Do this: Turn every line of the records below into a numbered list, omitting any blank lines.

Data extract:
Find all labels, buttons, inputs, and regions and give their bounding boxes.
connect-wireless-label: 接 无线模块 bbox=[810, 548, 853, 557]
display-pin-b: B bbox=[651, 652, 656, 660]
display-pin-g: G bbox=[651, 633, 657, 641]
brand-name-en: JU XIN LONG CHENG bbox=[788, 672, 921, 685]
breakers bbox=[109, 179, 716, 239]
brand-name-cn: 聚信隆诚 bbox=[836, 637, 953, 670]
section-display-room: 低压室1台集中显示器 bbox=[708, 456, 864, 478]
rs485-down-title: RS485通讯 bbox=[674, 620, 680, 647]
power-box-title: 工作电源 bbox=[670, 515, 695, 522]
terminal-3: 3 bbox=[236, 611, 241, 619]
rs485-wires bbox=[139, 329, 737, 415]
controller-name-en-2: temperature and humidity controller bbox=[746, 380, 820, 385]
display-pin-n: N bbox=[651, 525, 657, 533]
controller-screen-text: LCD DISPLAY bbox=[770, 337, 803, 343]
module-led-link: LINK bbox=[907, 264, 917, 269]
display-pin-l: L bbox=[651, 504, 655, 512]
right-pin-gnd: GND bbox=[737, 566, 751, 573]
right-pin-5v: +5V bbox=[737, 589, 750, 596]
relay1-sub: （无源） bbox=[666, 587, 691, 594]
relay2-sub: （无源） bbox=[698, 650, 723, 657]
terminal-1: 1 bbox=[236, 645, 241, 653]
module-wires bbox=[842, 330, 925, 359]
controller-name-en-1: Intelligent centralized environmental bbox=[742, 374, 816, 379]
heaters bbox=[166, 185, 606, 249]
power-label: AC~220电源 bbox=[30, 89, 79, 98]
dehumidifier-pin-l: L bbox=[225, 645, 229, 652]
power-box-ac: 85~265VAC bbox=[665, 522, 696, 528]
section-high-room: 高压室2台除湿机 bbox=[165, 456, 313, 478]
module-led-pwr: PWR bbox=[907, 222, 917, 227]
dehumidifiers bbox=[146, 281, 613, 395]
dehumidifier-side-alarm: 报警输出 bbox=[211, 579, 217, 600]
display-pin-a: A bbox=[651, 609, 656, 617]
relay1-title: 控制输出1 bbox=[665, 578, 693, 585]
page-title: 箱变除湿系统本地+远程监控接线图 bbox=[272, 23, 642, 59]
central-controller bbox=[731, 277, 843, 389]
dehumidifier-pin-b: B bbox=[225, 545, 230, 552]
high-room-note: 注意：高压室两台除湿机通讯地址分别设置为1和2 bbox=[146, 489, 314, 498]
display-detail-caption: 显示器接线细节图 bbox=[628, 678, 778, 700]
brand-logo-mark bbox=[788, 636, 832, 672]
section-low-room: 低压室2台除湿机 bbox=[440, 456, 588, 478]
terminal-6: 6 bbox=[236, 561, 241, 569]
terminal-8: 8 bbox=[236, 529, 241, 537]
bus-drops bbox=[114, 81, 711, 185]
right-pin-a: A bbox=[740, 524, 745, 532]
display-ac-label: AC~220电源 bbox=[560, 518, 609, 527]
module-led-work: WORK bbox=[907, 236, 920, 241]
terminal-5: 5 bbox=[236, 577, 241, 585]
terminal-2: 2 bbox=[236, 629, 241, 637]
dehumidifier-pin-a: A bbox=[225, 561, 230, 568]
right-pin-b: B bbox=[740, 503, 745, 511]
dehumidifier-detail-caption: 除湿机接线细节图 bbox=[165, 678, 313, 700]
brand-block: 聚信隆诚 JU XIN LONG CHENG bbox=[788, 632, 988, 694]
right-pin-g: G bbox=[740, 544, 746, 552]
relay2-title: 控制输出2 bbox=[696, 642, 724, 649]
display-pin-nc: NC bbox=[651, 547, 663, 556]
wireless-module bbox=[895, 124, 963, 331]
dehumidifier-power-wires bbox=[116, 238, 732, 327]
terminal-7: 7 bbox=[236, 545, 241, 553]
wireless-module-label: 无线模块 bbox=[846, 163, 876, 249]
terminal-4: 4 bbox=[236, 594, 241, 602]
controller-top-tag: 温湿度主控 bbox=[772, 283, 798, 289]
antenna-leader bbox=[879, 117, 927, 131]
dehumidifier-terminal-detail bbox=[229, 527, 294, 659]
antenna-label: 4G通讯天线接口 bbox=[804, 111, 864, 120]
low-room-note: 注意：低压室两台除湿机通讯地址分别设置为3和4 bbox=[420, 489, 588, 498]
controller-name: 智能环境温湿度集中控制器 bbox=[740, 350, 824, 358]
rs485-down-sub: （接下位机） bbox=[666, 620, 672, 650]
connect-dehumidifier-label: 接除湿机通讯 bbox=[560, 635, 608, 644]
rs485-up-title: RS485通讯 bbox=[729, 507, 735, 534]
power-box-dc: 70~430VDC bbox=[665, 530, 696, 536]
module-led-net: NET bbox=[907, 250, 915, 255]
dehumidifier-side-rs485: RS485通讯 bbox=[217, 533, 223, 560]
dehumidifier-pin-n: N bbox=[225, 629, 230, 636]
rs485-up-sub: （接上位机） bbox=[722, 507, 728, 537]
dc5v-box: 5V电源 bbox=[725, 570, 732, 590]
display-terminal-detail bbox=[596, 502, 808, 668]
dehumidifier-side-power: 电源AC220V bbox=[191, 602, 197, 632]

Result of this exercise:
1. Find all labels, buttons, inputs, and regions and give their bounding boxes.
2. connect-wireless-label: 接 无线模块 bbox=[810, 548, 853, 557]
3. display-pin-b: B bbox=[651, 652, 656, 660]
4. display-pin-g: G bbox=[651, 633, 657, 641]
5. brand-name-en: JU XIN LONG CHENG bbox=[788, 672, 921, 685]
6. breakers bbox=[109, 179, 716, 239]
7. brand-name-cn: 聚信隆诚 bbox=[836, 637, 953, 670]
8. section-display-room: 低压室1台集中显示器 bbox=[708, 456, 864, 478]
9. rs485-down-title: RS485通讯 bbox=[674, 620, 680, 647]
10. power-box-title: 工作电源 bbox=[670, 515, 695, 522]
11. terminal-3: 3 bbox=[236, 611, 241, 619]
12. rs485-wires bbox=[139, 329, 737, 415]
13. controller-name-en-2: temperature and humidity controller bbox=[746, 380, 820, 385]
14. display-pin-n: N bbox=[651, 525, 657, 533]
15. controller-screen-text: LCD DISPLAY bbox=[770, 337, 803, 343]
16. module-led-link: LINK bbox=[907, 264, 917, 269]
17. display-pin-l: L bbox=[651, 504, 655, 512]
18. right-pin-gnd: GND bbox=[737, 566, 751, 573]
19. right-pin-5v: +5V bbox=[737, 589, 750, 596]
20. relay1-sub: （无源） bbox=[666, 587, 691, 594]
21. relay2-sub: （无源） bbox=[698, 650, 723, 657]
22. terminal-1: 1 bbox=[236, 645, 241, 653]
23. module-wires bbox=[842, 330, 925, 359]
24. controller-name-en-1: Intelligent centralized environmental bbox=[742, 374, 816, 379]
25. heaters bbox=[166, 185, 606, 249]
26. power-label: AC~220电源 bbox=[30, 89, 79, 98]
27. dehumidifier-pin-l: L bbox=[225, 645, 229, 652]
28. power-box-ac: 85~265VAC bbox=[665, 522, 696, 528]
29. section-high-room: 高压室2台除湿机 bbox=[165, 456, 313, 478]
30. module-led-pwr: PWR bbox=[907, 222, 917, 227]
31. dehumidifiers bbox=[146, 281, 613, 395]
32. dehumidifier-side-alarm: 报警输出 bbox=[211, 579, 217, 600]
33. display-pin-a: A bbox=[651, 609, 656, 617]
34. relay1-title: 控制输出1 bbox=[665, 578, 693, 585]
35. page-title: 箱变除湿系统本地+远程监控接线图 bbox=[272, 23, 642, 59]
36. central-controller bbox=[731, 277, 843, 389]
37. dehumidifier-pin-b: B bbox=[225, 545, 230, 552]
38. high-room-note: 注意：高压室两台除湿机通讯地址分别设置为1和2 bbox=[146, 489, 314, 498]
39. display-detail-caption: 显示器接线细节图 bbox=[628, 678, 778, 700]
40. brand-logo-mark bbox=[788, 636, 832, 672]
41. section-low-room: 低压室2台除湿机 bbox=[440, 456, 588, 478]
42. terminal-6: 6 bbox=[236, 561, 241, 569]
43. terminal-8: 8 bbox=[236, 529, 241, 537]
44. bus-drops bbox=[114, 81, 711, 185]
45. right-pin-a: A bbox=[740, 524, 745, 532]
46. display-ac-label: AC~220电源 bbox=[560, 518, 609, 527]
47. module-led-work: WORK bbox=[907, 236, 920, 241]
48. terminal-5: 5 bbox=[236, 577, 241, 585]
49. terminal-2: 2 bbox=[236, 629, 241, 637]
50. dehumidifier-pin-a: A bbox=[225, 561, 230, 568]
51. right-pin-b: B bbox=[740, 503, 745, 511]
52. dehumidifier-detail-caption: 除湿机接线细节图 bbox=[165, 678, 313, 700]
53. brand-block: 聚信隆诚 JU XIN LONG CHENG bbox=[788, 632, 988, 694]
54. right-pin-g: G bbox=[740, 544, 746, 552]
55. relay2-title: 控制输出2 bbox=[696, 642, 724, 649]
56. display-pin-nc: NC bbox=[651, 547, 663, 556]
57. wireless-module bbox=[895, 124, 963, 331]
58. dehumidifier-power-wires bbox=[116, 238, 732, 327]
59. terminal-7: 7 bbox=[236, 545, 241, 553]
60. wireless-module-label: 无线模块 bbox=[846, 163, 876, 249]
61. terminal-4: 4 bbox=[236, 594, 241, 602]
62. controller-top-tag: 温湿度主控 bbox=[772, 283, 798, 289]
63. antenna-leader bbox=[879, 117, 927, 131]
64. dehumidifier-terminal-detail bbox=[229, 527, 294, 659]
65. antenna-label: 4G通讯天线接口 bbox=[804, 111, 864, 120]
66. low-room-note: 注意：低压室两台除湿机通讯地址分别设置为3和4 bbox=[420, 489, 588, 498]
67. controller-name: 智能环境温湿度集中控制器 bbox=[740, 350, 824, 358]
68. rs485-down-sub: （接下位机） bbox=[666, 620, 672, 650]
69. connect-dehumidifier-label: 接除湿机通讯 bbox=[560, 635, 608, 644]
70. rs485-up-title: RS485通讯 bbox=[729, 507, 735, 534]
71. power-box-dc: 70~430VDC bbox=[665, 530, 696, 536]
72. module-led-net: NET bbox=[907, 250, 915, 255]
73. dehumidifier-side-rs485: RS485通讯 bbox=[217, 533, 223, 560]
74. dehumidifier-pin-n: N bbox=[225, 629, 230, 636]
75. rs485-up-sub: （接上位机） bbox=[722, 507, 728, 537]
76. dc5v-box: 5V电源 bbox=[725, 570, 732, 590]
77. display-terminal-detail bbox=[596, 502, 808, 668]
78. dehumidifier-side-power: 电源AC220V bbox=[191, 602, 197, 632]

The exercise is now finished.